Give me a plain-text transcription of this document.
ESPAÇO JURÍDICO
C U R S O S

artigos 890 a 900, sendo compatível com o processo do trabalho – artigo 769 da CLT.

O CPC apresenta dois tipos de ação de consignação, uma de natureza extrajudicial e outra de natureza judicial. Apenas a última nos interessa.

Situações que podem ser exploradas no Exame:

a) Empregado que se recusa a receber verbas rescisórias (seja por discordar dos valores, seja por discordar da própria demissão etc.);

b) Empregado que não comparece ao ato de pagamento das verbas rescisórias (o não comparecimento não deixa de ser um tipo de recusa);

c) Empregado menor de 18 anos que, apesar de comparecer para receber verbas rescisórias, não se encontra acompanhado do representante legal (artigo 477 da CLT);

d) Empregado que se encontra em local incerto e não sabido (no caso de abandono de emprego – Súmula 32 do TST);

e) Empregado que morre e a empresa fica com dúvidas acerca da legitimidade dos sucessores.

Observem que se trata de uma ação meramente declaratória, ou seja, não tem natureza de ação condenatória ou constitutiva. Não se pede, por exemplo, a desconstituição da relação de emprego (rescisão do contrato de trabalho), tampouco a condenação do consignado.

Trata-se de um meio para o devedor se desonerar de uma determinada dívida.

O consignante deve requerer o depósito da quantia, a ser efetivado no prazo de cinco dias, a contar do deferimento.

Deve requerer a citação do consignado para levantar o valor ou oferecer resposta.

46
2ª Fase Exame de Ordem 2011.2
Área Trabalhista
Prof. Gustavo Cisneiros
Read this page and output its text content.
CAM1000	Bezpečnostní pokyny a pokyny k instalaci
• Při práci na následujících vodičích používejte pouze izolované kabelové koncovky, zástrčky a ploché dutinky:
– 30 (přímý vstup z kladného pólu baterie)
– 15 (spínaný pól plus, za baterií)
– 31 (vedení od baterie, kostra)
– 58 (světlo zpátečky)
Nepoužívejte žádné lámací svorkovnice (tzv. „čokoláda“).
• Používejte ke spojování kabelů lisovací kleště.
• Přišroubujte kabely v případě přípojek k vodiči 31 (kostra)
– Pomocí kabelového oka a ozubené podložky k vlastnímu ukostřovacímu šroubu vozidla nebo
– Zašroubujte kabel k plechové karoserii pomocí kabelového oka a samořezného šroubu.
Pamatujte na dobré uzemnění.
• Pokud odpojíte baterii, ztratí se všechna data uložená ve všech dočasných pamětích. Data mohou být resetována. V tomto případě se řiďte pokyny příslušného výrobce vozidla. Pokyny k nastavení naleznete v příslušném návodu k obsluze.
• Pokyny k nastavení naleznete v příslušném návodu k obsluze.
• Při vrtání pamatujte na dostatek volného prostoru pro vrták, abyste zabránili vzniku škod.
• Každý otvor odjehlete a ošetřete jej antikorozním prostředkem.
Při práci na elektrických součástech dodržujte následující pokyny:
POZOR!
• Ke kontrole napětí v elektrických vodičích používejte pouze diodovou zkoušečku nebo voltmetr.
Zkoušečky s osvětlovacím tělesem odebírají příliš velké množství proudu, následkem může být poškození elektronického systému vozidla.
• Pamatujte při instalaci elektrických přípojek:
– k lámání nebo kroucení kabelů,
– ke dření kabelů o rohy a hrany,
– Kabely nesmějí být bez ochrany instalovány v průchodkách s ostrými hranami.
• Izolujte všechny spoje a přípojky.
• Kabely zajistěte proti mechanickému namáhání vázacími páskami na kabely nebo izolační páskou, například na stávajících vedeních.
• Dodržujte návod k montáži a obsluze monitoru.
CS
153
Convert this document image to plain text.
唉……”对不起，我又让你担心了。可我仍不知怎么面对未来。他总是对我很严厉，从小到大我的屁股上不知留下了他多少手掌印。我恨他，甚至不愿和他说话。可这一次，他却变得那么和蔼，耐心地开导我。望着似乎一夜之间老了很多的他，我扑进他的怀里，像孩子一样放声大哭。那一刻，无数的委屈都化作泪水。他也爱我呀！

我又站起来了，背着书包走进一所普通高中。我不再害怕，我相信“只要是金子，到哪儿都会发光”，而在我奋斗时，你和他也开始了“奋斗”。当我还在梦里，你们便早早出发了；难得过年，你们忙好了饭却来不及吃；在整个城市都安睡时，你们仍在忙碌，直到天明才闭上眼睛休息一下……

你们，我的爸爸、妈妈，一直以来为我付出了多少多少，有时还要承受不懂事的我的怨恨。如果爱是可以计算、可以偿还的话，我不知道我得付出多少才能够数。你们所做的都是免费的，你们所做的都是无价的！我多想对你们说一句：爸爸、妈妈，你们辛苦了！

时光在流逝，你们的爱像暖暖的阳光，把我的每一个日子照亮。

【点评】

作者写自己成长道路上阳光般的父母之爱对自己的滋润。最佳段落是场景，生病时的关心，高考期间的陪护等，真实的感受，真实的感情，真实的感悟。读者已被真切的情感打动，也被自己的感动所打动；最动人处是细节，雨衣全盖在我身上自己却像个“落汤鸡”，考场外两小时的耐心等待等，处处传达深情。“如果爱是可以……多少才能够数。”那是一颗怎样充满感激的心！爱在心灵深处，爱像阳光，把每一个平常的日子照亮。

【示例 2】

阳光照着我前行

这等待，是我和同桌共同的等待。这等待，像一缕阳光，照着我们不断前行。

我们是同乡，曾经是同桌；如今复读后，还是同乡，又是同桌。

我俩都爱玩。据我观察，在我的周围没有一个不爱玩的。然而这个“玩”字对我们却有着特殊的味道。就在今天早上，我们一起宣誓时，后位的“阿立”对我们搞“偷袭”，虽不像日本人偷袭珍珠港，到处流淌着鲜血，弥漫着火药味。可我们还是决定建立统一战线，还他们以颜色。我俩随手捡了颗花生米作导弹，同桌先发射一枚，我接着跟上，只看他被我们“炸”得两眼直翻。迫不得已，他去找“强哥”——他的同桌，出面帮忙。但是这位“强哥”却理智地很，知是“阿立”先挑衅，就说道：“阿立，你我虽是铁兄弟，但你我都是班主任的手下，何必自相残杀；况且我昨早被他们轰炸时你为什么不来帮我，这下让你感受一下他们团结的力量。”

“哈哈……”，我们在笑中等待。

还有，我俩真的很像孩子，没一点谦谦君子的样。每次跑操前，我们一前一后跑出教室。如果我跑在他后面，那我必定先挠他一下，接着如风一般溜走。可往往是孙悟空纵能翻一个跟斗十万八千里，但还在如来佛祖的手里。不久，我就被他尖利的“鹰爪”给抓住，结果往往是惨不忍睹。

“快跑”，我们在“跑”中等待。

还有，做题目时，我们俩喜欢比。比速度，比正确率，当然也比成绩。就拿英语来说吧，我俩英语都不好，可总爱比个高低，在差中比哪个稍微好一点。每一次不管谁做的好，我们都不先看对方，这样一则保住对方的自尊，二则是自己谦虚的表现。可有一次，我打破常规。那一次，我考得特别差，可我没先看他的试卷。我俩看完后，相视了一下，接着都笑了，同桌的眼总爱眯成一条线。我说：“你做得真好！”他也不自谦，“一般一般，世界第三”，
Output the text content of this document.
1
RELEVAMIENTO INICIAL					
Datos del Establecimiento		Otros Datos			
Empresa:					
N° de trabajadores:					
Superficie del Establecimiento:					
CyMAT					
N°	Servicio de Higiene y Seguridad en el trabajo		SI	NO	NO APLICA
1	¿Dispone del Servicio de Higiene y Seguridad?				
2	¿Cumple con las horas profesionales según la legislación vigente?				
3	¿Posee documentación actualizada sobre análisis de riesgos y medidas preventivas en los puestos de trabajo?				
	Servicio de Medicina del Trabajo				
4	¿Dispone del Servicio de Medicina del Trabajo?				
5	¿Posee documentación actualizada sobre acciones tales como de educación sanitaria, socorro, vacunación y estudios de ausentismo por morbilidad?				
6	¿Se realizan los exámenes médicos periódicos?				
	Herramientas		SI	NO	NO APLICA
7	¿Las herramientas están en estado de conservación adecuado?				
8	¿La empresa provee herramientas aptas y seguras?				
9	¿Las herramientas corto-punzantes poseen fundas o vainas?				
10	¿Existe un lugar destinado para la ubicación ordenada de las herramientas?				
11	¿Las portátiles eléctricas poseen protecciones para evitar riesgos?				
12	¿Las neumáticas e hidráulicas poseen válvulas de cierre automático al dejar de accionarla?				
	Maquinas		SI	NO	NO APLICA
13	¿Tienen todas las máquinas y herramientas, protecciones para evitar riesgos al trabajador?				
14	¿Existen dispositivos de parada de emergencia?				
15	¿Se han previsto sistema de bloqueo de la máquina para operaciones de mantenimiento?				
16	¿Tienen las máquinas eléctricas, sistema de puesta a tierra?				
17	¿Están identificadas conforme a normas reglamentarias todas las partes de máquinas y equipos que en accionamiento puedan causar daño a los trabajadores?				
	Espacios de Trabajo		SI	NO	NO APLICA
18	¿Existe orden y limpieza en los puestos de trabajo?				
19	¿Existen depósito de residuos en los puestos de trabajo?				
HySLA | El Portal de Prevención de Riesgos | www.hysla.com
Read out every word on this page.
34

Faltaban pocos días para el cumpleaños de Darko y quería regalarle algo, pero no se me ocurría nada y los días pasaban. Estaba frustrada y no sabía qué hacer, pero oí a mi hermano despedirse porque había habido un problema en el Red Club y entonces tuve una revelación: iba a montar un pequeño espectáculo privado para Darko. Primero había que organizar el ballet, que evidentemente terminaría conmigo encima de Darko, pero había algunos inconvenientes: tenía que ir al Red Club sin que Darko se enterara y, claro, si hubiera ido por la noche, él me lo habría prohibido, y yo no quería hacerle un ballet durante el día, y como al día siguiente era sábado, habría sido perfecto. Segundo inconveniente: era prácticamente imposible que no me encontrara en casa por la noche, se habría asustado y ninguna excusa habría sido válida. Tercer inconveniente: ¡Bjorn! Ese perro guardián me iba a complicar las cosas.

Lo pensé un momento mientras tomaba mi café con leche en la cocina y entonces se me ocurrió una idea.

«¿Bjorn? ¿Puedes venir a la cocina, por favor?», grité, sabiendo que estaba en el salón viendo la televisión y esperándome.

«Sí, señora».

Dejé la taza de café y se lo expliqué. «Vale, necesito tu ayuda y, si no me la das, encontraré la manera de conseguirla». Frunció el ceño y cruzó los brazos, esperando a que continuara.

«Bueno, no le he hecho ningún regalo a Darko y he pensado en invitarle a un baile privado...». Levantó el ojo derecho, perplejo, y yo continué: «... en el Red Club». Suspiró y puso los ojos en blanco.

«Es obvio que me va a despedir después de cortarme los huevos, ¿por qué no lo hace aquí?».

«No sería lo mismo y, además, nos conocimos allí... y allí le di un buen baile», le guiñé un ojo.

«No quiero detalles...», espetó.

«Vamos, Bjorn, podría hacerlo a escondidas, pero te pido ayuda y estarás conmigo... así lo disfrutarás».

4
=-=-=-=-=
- **What is being asked**
Pull out every line of the entries that includes the word "content".

- **Solution for this problem**
Read this page and output its text content.
Output the text content of this document.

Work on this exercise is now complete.